● **Exercise**:
Return all lines where the word "icon" can be found.
- - -
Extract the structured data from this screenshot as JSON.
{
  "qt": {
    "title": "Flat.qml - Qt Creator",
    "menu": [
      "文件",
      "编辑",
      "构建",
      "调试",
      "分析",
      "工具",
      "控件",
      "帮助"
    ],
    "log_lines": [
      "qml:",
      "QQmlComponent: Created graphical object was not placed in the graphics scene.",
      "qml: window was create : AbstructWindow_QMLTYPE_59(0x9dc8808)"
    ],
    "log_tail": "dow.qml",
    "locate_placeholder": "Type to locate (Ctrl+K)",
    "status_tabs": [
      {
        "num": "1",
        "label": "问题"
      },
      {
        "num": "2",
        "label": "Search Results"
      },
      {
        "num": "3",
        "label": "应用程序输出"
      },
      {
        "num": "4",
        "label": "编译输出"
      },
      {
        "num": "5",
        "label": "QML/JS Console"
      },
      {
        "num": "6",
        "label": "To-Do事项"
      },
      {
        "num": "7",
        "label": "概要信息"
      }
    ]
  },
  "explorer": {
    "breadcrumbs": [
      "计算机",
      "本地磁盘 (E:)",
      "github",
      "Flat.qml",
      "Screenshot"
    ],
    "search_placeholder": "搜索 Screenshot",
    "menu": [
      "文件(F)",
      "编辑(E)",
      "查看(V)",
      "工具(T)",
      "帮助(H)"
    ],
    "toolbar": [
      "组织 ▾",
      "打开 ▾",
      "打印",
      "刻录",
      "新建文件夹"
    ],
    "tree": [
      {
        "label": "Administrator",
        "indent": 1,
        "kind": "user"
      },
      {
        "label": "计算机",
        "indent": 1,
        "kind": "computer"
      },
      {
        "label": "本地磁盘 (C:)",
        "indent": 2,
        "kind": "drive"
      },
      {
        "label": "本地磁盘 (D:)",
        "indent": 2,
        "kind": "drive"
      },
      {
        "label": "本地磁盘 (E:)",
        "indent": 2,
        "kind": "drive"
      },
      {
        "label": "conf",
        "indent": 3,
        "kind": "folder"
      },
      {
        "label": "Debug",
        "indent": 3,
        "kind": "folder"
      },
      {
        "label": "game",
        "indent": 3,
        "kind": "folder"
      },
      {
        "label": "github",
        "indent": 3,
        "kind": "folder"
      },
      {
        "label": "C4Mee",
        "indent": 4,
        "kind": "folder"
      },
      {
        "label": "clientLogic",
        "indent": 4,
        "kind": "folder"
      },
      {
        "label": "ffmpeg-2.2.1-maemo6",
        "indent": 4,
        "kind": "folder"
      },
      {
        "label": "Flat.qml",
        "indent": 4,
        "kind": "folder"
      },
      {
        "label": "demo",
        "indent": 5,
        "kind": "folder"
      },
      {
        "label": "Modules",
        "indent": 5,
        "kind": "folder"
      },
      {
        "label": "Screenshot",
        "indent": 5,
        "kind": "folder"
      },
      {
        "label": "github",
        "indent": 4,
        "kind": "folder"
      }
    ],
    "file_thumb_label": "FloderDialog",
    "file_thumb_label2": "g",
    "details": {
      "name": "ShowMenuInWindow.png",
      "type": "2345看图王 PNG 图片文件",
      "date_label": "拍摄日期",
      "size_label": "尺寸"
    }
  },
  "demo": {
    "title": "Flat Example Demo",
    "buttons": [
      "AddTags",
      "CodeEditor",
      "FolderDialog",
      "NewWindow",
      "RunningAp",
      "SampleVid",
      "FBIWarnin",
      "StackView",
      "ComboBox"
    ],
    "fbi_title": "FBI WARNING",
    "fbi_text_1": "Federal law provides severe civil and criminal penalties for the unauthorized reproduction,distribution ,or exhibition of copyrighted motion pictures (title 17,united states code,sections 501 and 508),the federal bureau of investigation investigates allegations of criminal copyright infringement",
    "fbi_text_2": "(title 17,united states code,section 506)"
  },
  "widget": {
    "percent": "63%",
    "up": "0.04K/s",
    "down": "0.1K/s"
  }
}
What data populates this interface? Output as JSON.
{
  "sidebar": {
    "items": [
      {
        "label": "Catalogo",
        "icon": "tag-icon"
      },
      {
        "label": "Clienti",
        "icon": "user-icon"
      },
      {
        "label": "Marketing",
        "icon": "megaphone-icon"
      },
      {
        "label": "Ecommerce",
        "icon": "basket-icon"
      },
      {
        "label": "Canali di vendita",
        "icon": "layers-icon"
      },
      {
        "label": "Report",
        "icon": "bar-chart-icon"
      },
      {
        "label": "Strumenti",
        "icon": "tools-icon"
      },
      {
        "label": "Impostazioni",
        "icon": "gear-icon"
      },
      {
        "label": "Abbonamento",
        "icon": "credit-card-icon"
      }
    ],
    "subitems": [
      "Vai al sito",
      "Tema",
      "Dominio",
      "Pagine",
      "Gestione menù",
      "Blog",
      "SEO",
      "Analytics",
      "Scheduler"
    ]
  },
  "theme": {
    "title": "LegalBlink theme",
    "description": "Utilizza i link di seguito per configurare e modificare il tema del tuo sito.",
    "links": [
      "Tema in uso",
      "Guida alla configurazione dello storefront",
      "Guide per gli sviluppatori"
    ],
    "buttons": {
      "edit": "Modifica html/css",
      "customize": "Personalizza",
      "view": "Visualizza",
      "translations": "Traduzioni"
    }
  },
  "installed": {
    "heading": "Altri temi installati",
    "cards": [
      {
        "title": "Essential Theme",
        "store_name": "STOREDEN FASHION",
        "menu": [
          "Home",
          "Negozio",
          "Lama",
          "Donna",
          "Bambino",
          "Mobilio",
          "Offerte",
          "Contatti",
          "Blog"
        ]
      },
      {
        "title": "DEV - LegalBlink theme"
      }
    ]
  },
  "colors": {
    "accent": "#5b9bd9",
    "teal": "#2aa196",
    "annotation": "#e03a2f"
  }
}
- - -
● **Reply to the exercise**:
        "icon": "tag-icon"
        "icon": "user-icon"
        "icon": "megaphone-icon"
        "icon": "basket-icon"
        "icon": "layers-icon"
        "icon": "bar-chart-icon"
        "icon": "tools-icon"
        "icon": "gear-icon"
        "icon": "credit-card-icon"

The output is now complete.